• **SOURCE PASSAGE**

--- START ---

How about a bad week?  Month?
Listen, it happens. We are all human and humans have bad days. We have times when we can't live up to our own ideas about what our day should look like. We let little things add up. We simply can't get ourselves or anybody else motivated. We get into a slump.  Remember, teachers get day-long Teacher Days to help them improve their approaches and attitudes every so often! In a homeschooling family, somehow, it just seems worse.

Laundry is everywhere. Dishes are a few days behind. Nothing in the frig for dinner. Crabby kids. Crabby Mom. Tears? Shouting?
It's normal and it happens to every single family.

How you act under these circumstances may very well become a lesson for your children. Should I freak out and take a nap? Drive away in a huff (as I did recently)? Or should I sit down a moment, get myself together, and gather the troops? 

How do we Reclaim our Zest?

When a slump happens (or a battle, or boredom) it's usually because people are feeling bored or resistant. What is needed is a change of venue!  A change of plan!  A change of attitude!

So let's look at some idea for how to change the way the day is going.
  1. Get everyone together, grab a water bottle, and take a walk. Yes, it CAN be as simple as this. Walking stimulates the body to action. Walks can happen in the neighborhood, at the park, in the zoo, at the mall, down stairs in a pinch. Hold hands if you possibly can!
    Taking a walk in a familiar area can make a person feel a sense of belonging. (Look how orange those leaves have gotten!  What happened to this little garden?  There is that man walking the dog we always see!) Walking someplace new can be a wonderful activity of discovery. (What is this seed pod? What a surprise to find a creek here! Where does this little path lead?)
    Any age, little ones or big ones like mine, can find their attitude changed on a walk. We have done this many times.  I usually bring a camera when we do this: Crazy Photo Shoot Day. Crazy Home Video Day.

--- END ---

• **DATASET EXTRACT**
--- START ---

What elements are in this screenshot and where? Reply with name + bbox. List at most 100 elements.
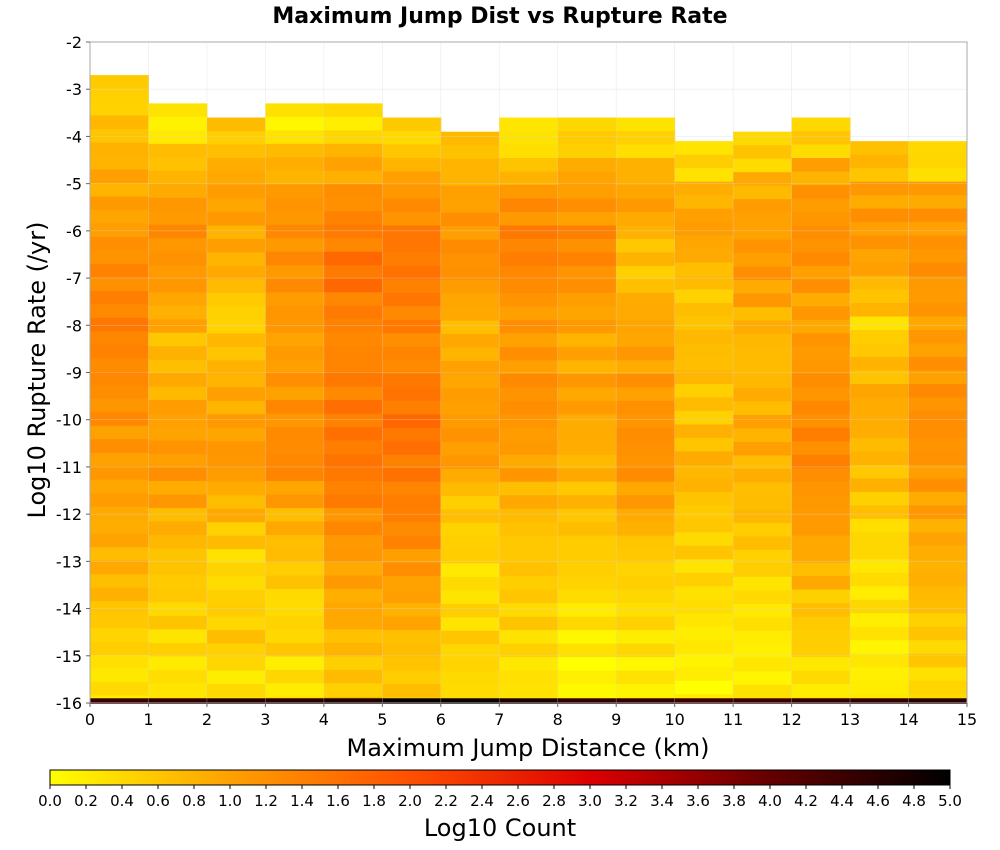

--- END ---

• **EXERCISES TO COMPLETE**
(A) Do these statements agree with the passage on homeschooling slumps? (i) The writer recently drove away in a huff. (ii) Walks only work if they take place outdoors. (iii) The writer usually brings a camera on these walks. Answer yes or no for each and quote the words of the passage that decide it.
(B) Can you resume the passage on homeschooling slumps, starting right after its last sentence?
The data here come from a separate source, unrelated to the passage on homeschooling slumps.

• **ANSWERS TO EACH TASK**
(A)
(i) Yes: "Drive away in a huff (as I did recently)?"
(ii) No: "Walks can happen in the neighborhood, at the park, in the zoo, at the mall, down stairs in a pinch."
(iii) Yes: "I usually bring a camera when we do this"

(B)
  2. Put some music on and dance. Don't laugh! It's true! Music and dance get the body moving and lifts the spirits of even the downest teenager. Open the blinds, crank up the tunes, and dance together and apart. Make sure to add in some unfamiliar music for fun. Square dancing, Romanian folk music, 40s Swing music, the Foxtrot, Medieval music. Music tames and terrible twos (and twelves) and soothes all other ages. We have done this one so often that the kids will do it themselves with no prompting from me. Sometimes it only takes one song to change everything!
  3. Grab a favorite book and start reading aloud. The kids can be doing other things, including sulking, while your voice brings everyone together and gives focus. We have often done this one with poetry where each person reads aloud from the poetry books. But Rick Riordan works well too! We have often done this silly reading game:  each person has their own book of choice. Each person reads, one at a time in a circle, one sentence from their book. Sometimes the funniest things happen!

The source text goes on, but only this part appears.